## Textauszug
Die Lebensstationen der 1942 in Damaskus geborenen Künstlerin waren der Libanon, Kalifornien und Paris, wo sie heute lebt und arbeitet. Ihre meist figürlichen Keramikskulpturen wirken überzeitlich, und doch ist in ihnen Geschichte akkumuliert. Fattal ist zur diesjährigen Venedig-Biennale eingeladen, hat derzeit in der Londoner White chapel Art Gallery eine Einzelausstellung und nimmt an der Ausstellung Beirut and the Golden Sixties. A Manifesto of Fragility im Berliner Gropius Bau teil. Fattal war die Lebensgefährtin der Malerin und Schriftstellerin Etel Adnan (1925–2021).

Wenige Tage nach dem Beginn der russischen Invasion in die Ukraine hatte Simone Fattal das Gefühl, wieder an ihren Kriegern arbeiten zu wollen. Krieger sind ein wiederkehrendes Motiv in ihrem skulpturalen Werk. Für Fattal verkörpern sie Stärke, Überleben und Heldenhaftigkeit, und zugleich ist ihrem Material, dem Ton, eine Fragilität eingeschrieben, in der ganz generell die Verletzlichkeit des Lebens aufscheint. »Und natürlich ist für mich«, so Fattal, »ein Krieger nicht jemand, der in ein anderes Land einfällt, sondern jemand, der sein Land verteidigt, der kämpft, weil er angegriffen wurde, und der seine Leute ehrenhaft repräsentiert und für sie Zeugnis ablegt.«
Ihre Skulpturen bestehen aus Keramik, Bronze und Porzellan, sind mal klein, mal lebensgroß, bunt oder naturbelassen, manchmal farbig lasiert. Selbst die zarten, kleinen Figuren sind Titanen. Für die Künstlerin sind sie Helden auch deshalb, weil die labilen, spröde-zerbrechlichen Tongebilde auf dem Weg zum Brennofen nicht kollabiert sind, was durchaus oft passiert: In ihr Werk aber gehen die ein, die ›durchkommen‹.

## Aufgabe A
In welcher Stadt lebt und arbeitet die Künstlerin laut dem Text über Simone Fattal heute?
## Aufgabe B
Schreib aus dem Text über Simone Fattal die Stelle ab, die mit „Die Lebensstationen der“ beginnt und mit „Etel Adnan (1925–2021).“ endet.

## Materialauszug
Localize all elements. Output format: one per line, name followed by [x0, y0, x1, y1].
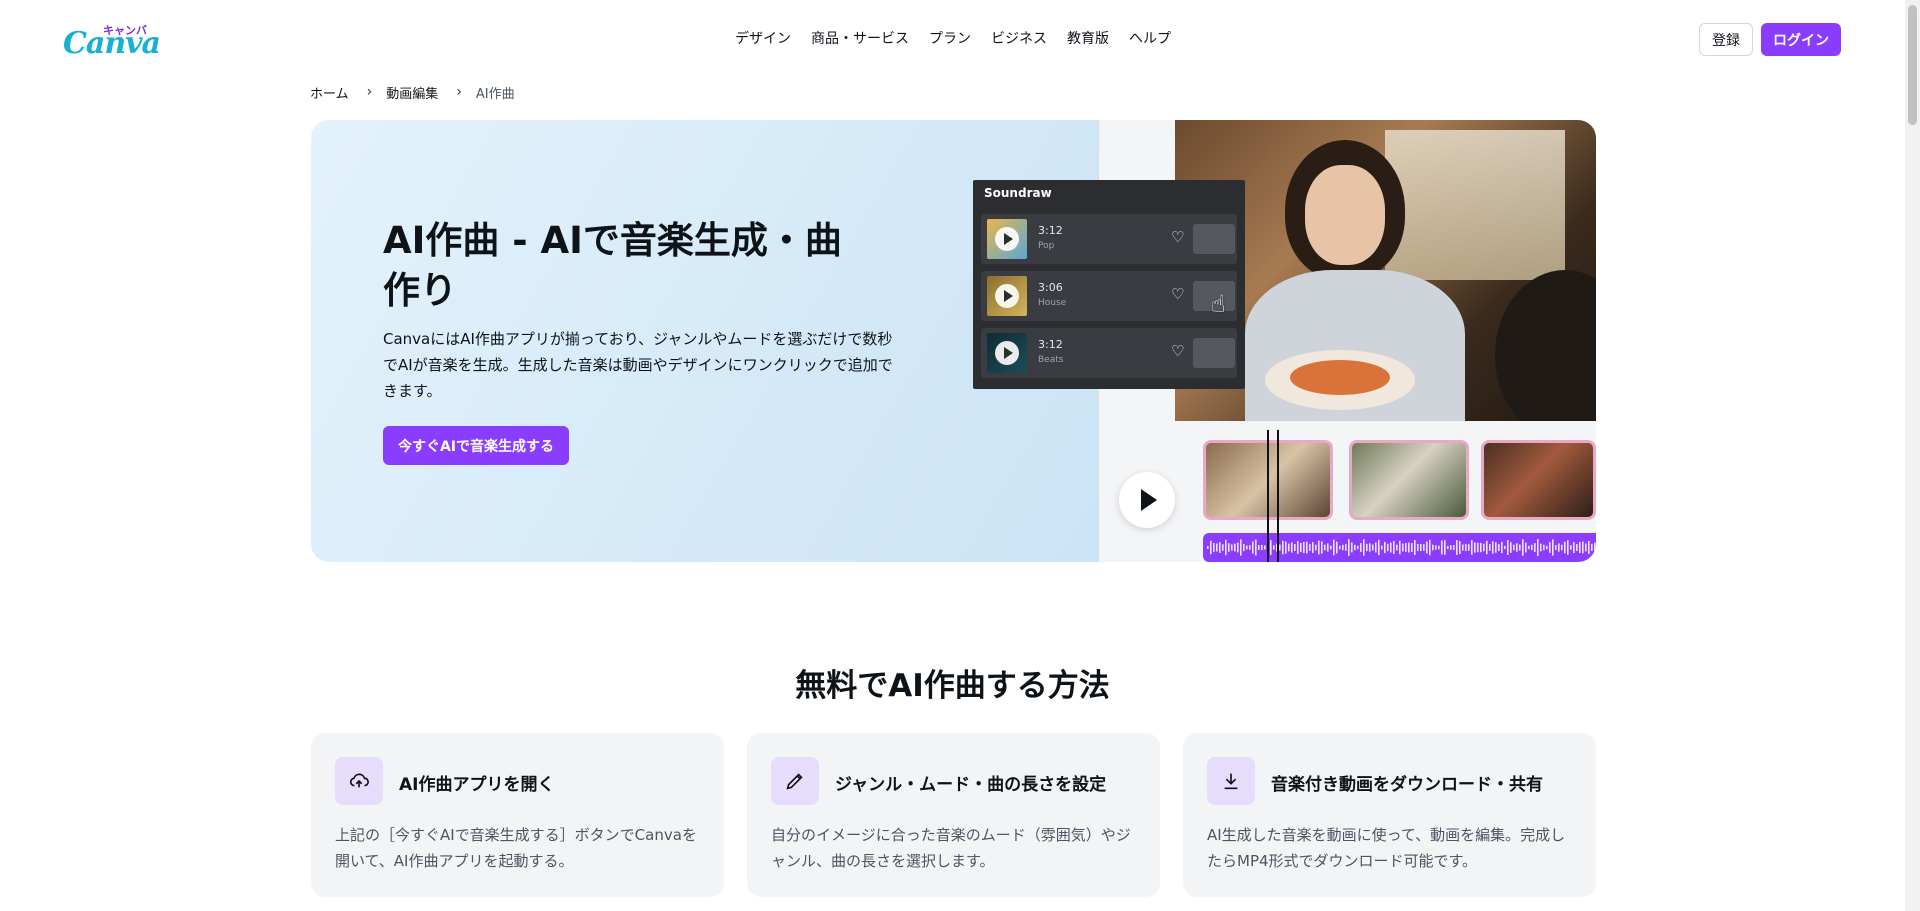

## Lösung A
In Paris.

## Lösung B
Die Lebensstationen der 1942 in Damaskus geborenen Künstlerin waren der Libanon, Kalifornien und Paris, wo sie heute lebt und arbeitet. Ihre meist figürlichen Keramikskulpturen wirken überzeitlich, und doch ist in ihnen Geschichte akkumuliert. Fattal ist zur diesjährigen Venedig-Biennale eingeladen, hat derzeit in der Londoner White chapel Art Gallery eine Einzelausstellung und nimmt an der Ausstellung Beirut and the Golden Sixties. A Manifesto of Fragility im Berliner Gropius Bau teil. Fattal war die Lebensgefährtin der Malerin und Schriftstellerin Etel Adnan (1925–2021).